§ **PROBLEM STATEMENT**
Collect each line containing "Explorer".

§ **WORKING DATA**
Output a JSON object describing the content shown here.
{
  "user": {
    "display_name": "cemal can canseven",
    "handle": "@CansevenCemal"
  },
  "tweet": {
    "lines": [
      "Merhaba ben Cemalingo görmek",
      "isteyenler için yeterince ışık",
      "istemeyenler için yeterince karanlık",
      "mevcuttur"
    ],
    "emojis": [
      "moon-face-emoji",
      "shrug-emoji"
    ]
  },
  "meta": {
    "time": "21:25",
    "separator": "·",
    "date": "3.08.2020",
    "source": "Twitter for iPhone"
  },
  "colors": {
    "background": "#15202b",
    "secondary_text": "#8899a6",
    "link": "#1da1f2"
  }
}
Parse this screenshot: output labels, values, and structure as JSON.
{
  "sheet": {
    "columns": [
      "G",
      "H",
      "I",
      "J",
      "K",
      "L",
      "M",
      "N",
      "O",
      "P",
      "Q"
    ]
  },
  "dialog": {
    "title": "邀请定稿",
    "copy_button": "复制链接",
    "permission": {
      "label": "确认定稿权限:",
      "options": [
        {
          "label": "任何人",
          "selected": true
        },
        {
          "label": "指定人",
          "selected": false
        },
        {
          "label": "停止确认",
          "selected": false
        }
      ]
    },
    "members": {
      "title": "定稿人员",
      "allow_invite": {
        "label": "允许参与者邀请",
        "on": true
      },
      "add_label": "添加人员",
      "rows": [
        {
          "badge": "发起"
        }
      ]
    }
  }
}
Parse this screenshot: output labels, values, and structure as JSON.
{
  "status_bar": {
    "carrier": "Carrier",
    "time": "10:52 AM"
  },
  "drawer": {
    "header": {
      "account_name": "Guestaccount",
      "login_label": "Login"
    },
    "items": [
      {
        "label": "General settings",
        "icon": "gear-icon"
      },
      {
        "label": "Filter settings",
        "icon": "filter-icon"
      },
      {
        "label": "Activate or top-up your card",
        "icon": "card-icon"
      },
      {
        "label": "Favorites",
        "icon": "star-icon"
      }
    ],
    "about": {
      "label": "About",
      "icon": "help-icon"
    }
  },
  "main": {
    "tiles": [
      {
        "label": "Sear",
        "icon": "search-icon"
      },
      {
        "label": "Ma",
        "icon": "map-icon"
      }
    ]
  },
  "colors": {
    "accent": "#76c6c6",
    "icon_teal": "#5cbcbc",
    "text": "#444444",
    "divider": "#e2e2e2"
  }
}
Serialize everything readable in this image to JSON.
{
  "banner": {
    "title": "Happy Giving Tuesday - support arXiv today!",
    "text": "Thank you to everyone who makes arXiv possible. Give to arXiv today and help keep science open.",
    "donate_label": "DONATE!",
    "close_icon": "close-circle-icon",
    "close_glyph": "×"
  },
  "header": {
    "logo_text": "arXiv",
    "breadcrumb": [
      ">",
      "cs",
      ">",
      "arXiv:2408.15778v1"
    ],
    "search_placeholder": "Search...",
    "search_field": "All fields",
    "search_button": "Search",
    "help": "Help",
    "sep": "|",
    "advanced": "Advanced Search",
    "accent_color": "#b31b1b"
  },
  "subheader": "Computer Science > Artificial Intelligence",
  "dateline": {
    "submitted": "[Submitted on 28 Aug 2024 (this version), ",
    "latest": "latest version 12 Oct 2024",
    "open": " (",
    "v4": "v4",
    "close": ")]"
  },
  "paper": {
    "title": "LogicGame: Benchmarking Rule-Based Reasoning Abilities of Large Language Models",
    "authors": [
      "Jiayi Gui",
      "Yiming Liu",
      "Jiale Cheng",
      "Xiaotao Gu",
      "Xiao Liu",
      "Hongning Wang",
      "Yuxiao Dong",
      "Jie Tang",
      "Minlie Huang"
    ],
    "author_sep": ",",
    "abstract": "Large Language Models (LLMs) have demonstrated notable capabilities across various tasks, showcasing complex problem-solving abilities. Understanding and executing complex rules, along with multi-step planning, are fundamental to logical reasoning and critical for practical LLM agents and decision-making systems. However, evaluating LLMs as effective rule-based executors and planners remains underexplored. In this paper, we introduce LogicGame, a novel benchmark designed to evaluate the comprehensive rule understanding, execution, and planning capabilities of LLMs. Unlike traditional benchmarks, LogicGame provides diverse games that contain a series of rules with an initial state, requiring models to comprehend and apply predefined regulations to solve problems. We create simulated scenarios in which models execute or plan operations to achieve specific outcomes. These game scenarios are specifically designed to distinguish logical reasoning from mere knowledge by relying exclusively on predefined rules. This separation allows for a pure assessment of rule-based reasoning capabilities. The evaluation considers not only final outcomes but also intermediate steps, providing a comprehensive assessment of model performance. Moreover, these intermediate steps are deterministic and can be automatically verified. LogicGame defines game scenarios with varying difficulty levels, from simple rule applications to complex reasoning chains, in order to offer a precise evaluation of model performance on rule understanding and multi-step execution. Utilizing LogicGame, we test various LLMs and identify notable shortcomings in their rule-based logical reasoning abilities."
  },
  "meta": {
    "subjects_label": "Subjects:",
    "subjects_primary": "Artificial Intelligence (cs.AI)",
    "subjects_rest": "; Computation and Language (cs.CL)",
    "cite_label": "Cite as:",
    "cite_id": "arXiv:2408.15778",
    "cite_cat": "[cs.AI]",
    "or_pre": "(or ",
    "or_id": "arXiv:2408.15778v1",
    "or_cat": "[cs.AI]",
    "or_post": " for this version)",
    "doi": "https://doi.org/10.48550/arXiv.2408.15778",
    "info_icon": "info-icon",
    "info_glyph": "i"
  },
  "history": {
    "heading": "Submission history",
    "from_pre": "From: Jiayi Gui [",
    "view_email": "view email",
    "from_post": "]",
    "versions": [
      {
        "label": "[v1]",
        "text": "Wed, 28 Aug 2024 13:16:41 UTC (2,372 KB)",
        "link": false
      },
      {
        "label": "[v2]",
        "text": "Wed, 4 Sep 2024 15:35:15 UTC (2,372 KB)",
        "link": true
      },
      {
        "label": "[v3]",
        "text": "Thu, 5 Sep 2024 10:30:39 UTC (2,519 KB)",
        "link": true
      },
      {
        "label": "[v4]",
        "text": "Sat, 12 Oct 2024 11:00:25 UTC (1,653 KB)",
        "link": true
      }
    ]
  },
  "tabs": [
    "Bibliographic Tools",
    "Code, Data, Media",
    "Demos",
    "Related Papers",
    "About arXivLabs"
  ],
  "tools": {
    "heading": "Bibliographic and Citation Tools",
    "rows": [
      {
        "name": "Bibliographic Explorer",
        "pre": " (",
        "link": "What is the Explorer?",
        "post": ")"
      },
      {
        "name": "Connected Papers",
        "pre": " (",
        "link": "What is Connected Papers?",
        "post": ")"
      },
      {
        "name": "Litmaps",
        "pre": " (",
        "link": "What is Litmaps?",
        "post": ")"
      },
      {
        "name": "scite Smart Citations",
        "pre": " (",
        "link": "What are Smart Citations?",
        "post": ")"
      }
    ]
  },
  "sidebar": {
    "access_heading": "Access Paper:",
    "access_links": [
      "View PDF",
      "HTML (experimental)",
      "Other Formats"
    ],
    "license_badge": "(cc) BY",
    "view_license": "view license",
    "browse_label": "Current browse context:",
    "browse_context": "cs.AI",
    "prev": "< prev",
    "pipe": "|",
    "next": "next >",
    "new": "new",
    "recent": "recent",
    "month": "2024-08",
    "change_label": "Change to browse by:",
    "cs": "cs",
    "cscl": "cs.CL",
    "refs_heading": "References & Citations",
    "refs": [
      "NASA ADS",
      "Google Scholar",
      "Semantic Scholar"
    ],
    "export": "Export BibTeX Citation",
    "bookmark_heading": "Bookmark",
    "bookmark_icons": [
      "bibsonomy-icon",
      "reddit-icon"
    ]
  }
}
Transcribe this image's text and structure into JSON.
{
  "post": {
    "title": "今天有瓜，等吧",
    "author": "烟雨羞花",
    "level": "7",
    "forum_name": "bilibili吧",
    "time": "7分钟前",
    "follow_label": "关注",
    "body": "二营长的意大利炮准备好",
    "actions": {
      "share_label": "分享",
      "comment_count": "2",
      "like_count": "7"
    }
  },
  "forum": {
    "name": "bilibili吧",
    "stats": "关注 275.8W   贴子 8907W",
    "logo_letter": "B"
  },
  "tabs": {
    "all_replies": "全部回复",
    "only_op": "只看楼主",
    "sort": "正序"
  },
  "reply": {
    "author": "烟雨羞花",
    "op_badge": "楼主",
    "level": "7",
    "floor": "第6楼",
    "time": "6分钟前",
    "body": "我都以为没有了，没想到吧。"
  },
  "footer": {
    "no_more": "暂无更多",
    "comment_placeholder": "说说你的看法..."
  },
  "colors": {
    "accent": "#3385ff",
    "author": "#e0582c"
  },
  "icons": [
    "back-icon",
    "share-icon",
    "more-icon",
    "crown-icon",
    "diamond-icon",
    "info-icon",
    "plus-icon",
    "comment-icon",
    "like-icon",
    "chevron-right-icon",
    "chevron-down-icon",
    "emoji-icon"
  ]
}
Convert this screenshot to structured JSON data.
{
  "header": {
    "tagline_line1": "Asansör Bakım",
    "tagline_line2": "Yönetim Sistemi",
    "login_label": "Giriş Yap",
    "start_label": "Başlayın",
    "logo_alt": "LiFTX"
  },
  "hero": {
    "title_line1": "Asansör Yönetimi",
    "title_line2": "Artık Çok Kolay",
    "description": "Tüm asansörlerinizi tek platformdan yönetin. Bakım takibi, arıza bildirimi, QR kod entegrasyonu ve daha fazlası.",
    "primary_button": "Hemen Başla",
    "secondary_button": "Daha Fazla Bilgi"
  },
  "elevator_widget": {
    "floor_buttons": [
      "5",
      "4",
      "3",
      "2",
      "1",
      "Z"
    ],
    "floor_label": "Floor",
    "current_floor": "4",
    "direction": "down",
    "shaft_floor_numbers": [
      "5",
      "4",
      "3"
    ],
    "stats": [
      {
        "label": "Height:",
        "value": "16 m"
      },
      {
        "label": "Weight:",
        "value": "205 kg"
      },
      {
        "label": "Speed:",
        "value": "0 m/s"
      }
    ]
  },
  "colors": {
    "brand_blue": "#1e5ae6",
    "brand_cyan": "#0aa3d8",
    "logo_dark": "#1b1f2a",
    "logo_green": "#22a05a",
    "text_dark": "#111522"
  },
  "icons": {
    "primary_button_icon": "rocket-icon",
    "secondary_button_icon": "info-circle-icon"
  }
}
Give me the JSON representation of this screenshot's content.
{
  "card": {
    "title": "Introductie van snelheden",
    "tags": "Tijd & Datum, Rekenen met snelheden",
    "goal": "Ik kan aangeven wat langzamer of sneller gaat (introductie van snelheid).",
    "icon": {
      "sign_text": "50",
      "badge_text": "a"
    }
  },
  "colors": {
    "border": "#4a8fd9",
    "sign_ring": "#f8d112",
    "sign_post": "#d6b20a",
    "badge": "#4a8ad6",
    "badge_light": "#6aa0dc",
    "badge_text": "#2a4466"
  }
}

§ **RESULT OF THIS EXERCISE**
        "name": "Bibliographic Explorer",
        "link": "What is the Explorer?",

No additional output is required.